▶ _GIVEN REQUEST_: Count how many lines of the material below have the word "title" and give only the number.

── DATA TO PROCESS ──

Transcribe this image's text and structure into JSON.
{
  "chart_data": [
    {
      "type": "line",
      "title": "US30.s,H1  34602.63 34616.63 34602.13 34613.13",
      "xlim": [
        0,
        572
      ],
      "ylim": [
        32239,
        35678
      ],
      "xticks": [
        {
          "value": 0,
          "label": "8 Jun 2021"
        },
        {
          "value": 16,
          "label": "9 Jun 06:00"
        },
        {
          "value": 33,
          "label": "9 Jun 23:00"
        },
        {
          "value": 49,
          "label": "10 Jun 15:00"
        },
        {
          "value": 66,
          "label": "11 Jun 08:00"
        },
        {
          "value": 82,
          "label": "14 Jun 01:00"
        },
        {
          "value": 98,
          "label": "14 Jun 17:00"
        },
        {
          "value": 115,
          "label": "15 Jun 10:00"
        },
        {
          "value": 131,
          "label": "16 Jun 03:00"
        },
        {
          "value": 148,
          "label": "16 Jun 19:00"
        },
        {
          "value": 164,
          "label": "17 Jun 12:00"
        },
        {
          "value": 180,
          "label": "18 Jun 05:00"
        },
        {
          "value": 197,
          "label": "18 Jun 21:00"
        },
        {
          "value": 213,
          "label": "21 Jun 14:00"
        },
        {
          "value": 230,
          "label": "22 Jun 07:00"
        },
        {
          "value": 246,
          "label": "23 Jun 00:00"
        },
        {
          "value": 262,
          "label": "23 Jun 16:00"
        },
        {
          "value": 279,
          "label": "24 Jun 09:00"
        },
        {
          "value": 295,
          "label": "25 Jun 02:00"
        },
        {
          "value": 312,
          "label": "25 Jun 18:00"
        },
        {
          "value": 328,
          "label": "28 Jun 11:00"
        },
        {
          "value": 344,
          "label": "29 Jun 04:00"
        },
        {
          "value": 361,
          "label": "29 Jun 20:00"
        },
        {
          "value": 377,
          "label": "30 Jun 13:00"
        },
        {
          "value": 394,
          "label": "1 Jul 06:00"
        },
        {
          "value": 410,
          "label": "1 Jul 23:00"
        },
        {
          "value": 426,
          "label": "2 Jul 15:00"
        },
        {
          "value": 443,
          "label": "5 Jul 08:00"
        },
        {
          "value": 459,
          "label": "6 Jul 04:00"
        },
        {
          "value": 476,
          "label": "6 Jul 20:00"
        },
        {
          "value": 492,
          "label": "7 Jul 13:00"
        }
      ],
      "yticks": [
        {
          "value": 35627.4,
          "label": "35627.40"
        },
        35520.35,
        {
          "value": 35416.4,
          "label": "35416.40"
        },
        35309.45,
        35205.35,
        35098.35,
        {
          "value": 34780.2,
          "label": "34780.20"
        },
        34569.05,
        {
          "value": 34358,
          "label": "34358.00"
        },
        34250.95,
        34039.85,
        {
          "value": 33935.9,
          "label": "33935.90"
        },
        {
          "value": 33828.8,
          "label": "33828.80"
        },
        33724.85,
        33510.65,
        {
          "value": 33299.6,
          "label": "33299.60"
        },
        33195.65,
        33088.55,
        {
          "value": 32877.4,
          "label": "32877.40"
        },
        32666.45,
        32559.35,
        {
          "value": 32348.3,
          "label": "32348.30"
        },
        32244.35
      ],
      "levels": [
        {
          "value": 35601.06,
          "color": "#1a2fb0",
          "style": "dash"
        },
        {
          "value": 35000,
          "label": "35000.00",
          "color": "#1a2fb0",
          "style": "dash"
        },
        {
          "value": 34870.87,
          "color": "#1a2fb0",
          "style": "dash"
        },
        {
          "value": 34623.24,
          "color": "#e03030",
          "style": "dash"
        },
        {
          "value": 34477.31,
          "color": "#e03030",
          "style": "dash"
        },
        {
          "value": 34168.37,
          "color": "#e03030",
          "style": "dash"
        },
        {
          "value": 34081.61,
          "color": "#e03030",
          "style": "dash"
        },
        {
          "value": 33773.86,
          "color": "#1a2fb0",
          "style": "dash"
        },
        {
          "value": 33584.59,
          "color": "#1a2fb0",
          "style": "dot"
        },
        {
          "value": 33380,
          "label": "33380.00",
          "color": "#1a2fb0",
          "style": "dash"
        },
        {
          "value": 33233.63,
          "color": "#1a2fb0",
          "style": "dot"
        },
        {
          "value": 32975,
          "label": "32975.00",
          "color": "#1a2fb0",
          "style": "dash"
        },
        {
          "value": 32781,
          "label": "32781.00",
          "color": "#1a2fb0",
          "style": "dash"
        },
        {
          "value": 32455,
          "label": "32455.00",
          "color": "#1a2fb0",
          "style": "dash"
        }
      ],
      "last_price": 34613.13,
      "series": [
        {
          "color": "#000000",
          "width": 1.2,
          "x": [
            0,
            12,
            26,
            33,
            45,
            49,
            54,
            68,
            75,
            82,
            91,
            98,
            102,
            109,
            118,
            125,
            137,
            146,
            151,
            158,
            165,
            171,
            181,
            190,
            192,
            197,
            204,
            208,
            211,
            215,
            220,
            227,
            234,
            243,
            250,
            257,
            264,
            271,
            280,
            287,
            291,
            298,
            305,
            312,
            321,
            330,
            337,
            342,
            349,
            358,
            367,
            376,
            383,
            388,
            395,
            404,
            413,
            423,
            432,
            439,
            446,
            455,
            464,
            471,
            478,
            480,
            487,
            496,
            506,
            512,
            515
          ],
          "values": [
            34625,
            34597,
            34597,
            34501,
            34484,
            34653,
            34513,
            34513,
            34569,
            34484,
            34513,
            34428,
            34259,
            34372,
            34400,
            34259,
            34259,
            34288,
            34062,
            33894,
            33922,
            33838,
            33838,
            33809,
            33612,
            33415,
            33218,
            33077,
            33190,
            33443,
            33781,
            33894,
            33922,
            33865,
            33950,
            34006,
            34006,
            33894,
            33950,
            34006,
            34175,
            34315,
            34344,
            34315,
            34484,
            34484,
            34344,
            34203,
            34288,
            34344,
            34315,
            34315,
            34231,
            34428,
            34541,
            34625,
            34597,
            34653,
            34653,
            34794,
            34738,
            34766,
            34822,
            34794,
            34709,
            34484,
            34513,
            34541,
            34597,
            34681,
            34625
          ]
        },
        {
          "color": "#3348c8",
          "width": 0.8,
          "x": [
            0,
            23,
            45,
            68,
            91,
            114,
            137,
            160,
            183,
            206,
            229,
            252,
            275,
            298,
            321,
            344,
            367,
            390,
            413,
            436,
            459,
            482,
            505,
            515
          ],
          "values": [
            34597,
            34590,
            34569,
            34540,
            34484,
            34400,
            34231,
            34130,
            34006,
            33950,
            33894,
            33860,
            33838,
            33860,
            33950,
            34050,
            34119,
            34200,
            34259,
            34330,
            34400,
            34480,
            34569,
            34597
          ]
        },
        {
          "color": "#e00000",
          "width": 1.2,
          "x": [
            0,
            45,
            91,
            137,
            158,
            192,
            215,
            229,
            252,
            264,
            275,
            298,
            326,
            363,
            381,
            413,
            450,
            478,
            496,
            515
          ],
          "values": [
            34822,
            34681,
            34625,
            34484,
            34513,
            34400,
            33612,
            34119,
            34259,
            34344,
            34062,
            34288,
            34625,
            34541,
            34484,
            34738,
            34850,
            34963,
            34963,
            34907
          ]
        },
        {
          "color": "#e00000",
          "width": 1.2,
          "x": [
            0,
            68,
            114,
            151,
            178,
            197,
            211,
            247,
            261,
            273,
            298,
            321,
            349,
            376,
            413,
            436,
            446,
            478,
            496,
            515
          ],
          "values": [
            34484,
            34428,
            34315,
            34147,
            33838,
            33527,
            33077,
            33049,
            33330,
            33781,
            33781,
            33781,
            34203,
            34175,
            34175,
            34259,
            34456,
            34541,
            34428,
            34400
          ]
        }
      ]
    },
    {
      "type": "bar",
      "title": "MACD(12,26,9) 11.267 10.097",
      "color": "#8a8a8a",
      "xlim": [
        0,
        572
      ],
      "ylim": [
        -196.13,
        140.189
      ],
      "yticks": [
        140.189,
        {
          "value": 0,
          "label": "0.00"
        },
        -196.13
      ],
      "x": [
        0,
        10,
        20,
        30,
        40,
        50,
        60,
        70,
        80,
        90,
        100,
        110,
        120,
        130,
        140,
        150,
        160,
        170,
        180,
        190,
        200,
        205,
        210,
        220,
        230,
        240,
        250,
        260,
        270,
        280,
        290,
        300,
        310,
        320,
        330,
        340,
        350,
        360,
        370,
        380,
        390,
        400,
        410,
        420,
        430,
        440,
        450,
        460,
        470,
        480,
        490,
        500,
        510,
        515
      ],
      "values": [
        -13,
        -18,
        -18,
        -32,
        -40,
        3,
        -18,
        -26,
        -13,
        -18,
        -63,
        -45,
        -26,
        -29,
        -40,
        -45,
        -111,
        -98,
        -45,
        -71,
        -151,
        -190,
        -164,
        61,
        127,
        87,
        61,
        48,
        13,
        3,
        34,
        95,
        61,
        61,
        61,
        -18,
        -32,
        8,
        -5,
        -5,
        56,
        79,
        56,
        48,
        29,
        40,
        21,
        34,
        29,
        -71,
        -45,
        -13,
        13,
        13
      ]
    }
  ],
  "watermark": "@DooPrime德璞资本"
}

───

▶ _SOLUTION TO THIS PROBLEM_: 2